## start Information supplied
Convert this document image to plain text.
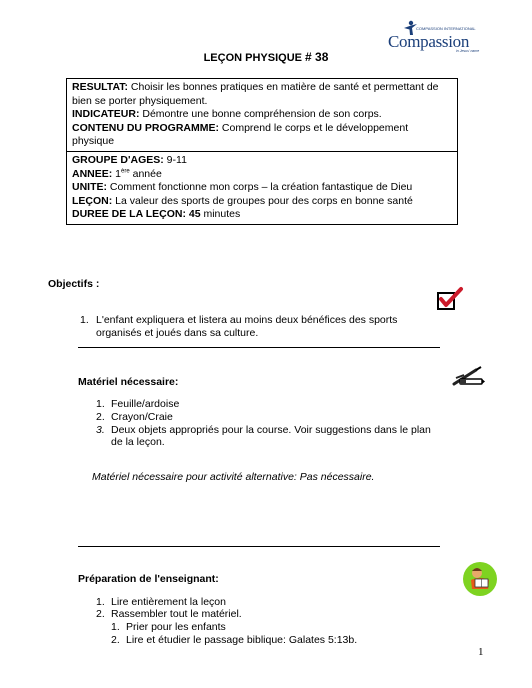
COMPASSION INTERNATIONAL
Compassion
in Jesus' name
LEÇON PHYSIQUE # 38
RESULTAT: Choisir les bonnes pratiques en matière de santé et permettant de
bien se porter physiquement.
INDICATEUR: Démontre une bonne compréhension de son corps.
CONTENU DU PROGRAMME: Comprend le corps et le développement physique
GROUPE D'AGES: 9-11
ANNEE: 1ère année
UNITE: Comment fonctionne mon corps – la création fantastique de Dieu
LEÇON: La valeur des sports de groupes pour des corps en bonne santé
DUREE DE LA LEÇON: 45 minutes
Objectifs :
1. L'enfant expliquera et listera au moins deux bénéfices des sports
organisés et joués dans sa culture.
Matériel nécessaire:
1. Feuille/ardoise
2. Crayon/Craie
3. Deux objets appropriés pour la course. Voir suggestions dans le plan
de la leçon.
Matériel nécessaire pour activité alternative: Pas nécessaire.
Préparation de l'enseignant:
1. Lire entièrement la leçon
2. Rassembler tout le matériel.
1. Prier pour les enfants
2. Lire et étudier le passage biblique: Galates 5:13b.
1
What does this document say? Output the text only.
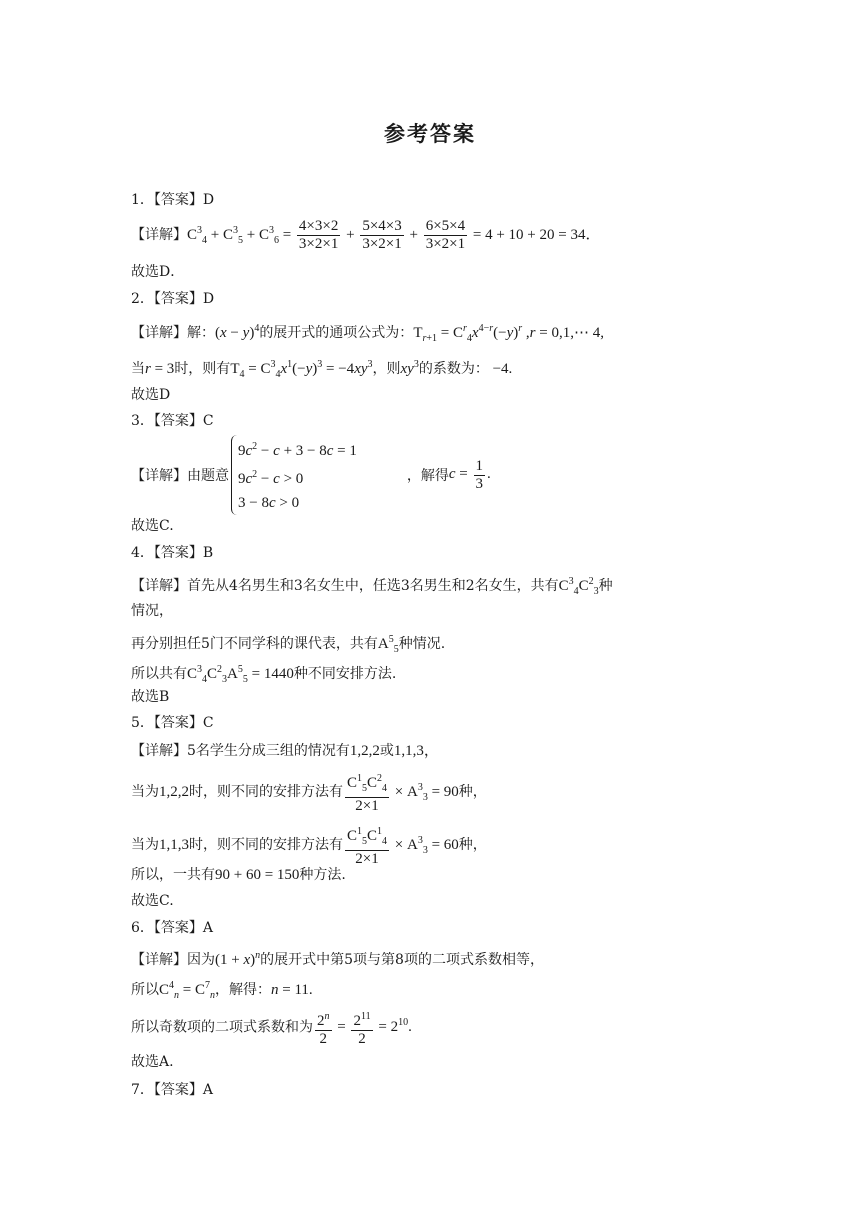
参考答案
1．【答案】D
【详解】$C^3_4 + C^3_5 + C^3_6 = \frac{4\times 3\times 2}{3\times 2\times 1} + \frac{5\times 4\times 3}{3\times 2\times 1} + \frac{6\times 5\times 4}{3\times 2\times 1} = 4 + 10 + 20 = 34$．
故选D．
2．【答案】D
【详解】解：$(x - y)^4$的展开式的通项公式为：$T_{r+1} = C^r_4x^{4-r}(-y)^r$ ,r = 0,1,⋯ 4,
当r = 3时，则有$T_4 = C^3_4x^1(-y)^3 = -4xy^3$，则$xy^3$的系数为： −4.
故选D
3．【答案】C
【详解】由题意
$9c^2 - c + 3 - 8c = 1$
$9c^2 - c > 0$
3 − 8c > 0
，解得$c = \frac{1}{3}$ .
故选C.
4．【答案】B
【详解】首先从4名男生和3名女生中，任选3名男生和2名女生，共有$C^3_4C^2_3$种
情况，
再分别担任5门不同学科的课代表，共有$A^5_5$种情况.
所以共有$C^3_4C^2_3A^5_5 = 1440$种不同安排方法.
故选B
5．【答案】C
【详解】5名学生分成三组的情况有1,2,2或1,1,3，
当为1,2,2时，则不同的安排方法有 $\frac{C^1_5C^2_4}{2\times 1} \times A^3_3 = 90$种，
当为1,1,3时，则不同的安排方法有 $\frac{C^1_5C^1_4}{2\times 1} \times A^3_3 = 60$种，
所以，一共有90 + 60 = 150种方法.
故选C.
6．【答案】A
【详解】因为$(1 + x)^n$的展开式中第5项与第8项的二项式系数相等，
所以$C^4_n = C^7_n$，解得：n = 11.
所以奇数项的二项式系数和为 $\frac{2^n}{2} = \frac{2^{11}}{2} = 2^{10}$.
故选A.
7．【答案】A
## end Information supplied
■ Short exercise ■
Count how many lines include the string "this". Nothing but the number is needed.

■ Correct response ■
2